▶ [Goal]: Gather all lines in the data that hold the string "Plan".

━━━━━━━━━━━━━━━━━━━━━━━━━━━━━━

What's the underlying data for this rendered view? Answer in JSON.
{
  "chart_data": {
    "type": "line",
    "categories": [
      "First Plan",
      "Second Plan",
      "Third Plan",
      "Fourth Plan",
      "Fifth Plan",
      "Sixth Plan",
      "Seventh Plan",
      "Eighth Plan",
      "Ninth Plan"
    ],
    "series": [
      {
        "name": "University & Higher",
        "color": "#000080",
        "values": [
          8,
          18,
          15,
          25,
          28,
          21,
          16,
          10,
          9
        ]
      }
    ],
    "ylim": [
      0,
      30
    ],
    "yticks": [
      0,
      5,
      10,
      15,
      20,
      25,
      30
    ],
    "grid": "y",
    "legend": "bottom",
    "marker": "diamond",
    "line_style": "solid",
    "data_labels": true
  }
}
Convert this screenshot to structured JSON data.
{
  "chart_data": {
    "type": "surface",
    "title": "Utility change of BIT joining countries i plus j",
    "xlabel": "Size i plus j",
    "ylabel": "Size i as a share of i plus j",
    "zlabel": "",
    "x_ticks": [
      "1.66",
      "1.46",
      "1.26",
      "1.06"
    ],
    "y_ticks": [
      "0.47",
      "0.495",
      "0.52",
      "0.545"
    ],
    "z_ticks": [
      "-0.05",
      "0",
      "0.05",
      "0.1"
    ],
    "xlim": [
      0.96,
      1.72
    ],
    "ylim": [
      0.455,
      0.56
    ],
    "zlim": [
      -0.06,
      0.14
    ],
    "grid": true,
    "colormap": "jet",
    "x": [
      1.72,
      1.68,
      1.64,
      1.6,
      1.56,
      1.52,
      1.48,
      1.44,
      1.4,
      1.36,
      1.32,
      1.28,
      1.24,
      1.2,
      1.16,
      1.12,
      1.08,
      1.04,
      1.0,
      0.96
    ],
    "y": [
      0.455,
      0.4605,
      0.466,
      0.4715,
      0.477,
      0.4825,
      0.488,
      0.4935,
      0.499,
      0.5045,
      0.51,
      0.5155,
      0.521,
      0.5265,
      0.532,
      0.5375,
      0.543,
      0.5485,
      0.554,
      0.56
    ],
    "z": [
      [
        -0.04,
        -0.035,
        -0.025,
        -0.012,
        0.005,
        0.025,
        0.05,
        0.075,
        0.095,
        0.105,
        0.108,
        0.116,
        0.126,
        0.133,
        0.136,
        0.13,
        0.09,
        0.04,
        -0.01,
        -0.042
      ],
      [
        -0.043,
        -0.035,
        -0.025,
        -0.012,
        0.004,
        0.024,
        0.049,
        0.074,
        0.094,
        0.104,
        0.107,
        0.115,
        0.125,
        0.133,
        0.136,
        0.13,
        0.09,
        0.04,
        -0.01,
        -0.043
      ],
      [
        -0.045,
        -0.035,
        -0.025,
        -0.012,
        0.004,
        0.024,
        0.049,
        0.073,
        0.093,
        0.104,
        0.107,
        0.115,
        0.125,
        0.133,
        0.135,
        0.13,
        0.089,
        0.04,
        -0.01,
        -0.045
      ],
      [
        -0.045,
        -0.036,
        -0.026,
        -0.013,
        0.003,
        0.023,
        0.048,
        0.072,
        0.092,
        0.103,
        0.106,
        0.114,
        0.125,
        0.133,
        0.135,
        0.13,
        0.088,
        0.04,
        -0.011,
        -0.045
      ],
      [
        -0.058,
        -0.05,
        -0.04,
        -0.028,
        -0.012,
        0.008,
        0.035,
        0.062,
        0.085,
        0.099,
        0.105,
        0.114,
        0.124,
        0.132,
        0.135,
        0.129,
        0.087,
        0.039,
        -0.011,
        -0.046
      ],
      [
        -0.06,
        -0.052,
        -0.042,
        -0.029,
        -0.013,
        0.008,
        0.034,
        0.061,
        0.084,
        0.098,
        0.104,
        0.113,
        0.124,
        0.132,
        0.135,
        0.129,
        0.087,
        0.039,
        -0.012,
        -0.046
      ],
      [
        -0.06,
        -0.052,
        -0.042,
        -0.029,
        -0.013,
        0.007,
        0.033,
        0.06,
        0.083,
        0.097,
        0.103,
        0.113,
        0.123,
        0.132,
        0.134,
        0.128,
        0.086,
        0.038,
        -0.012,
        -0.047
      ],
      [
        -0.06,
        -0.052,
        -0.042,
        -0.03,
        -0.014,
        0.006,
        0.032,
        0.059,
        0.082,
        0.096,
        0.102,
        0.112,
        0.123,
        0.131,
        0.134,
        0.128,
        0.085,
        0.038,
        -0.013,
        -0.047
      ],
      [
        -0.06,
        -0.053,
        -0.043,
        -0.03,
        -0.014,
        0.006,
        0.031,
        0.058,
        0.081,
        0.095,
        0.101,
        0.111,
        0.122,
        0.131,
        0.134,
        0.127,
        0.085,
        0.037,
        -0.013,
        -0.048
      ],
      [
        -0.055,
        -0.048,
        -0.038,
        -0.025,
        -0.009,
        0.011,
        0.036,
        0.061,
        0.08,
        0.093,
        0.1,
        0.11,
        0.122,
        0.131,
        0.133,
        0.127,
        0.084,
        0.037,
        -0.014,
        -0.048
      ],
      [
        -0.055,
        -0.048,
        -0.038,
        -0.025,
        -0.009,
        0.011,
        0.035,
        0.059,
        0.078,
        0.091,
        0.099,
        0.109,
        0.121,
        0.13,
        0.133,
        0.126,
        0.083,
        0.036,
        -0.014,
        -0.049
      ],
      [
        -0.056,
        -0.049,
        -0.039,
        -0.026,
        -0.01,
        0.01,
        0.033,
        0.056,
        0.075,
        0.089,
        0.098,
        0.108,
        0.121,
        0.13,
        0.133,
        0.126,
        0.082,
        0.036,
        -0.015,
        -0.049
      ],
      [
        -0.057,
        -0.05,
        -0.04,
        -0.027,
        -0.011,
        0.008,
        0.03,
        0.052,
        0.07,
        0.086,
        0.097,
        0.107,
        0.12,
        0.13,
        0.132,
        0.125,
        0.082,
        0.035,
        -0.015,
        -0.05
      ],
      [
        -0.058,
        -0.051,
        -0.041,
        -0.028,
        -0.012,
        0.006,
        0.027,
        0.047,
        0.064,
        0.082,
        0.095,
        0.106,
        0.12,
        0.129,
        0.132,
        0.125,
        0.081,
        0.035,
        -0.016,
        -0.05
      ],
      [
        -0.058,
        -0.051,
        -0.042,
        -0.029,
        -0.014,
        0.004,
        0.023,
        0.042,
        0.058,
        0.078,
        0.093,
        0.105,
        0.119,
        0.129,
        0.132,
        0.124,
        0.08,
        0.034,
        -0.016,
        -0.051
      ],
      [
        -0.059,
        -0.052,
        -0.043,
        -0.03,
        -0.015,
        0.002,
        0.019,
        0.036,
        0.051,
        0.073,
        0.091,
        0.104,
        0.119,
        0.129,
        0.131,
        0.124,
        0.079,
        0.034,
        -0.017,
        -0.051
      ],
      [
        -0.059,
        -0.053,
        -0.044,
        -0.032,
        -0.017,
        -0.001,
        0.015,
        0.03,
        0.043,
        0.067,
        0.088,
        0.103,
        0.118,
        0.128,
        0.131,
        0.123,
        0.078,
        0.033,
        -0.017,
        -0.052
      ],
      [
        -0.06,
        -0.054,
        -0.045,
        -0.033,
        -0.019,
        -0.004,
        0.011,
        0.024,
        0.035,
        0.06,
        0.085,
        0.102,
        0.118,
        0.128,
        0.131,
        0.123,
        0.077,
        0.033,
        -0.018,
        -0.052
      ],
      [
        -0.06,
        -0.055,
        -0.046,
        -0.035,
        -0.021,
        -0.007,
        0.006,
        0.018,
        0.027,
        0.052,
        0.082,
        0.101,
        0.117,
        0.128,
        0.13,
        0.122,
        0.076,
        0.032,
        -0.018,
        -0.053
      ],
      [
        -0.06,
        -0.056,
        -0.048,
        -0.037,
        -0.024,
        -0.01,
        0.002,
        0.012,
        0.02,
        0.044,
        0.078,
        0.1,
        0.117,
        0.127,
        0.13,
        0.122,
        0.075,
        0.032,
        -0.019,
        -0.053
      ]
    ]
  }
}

━━━━━━━━━━━━━━━━━━━━━━━━━━━━━━

▶ [The answer]:
      "First Plan",
      "Second Plan",
      "Third Plan",
      "Fourth Plan",
      "Fifth Plan",
      "Sixth Plan",
      "Seventh Plan",
      "Eighth Plan",
      "Ninth Plan"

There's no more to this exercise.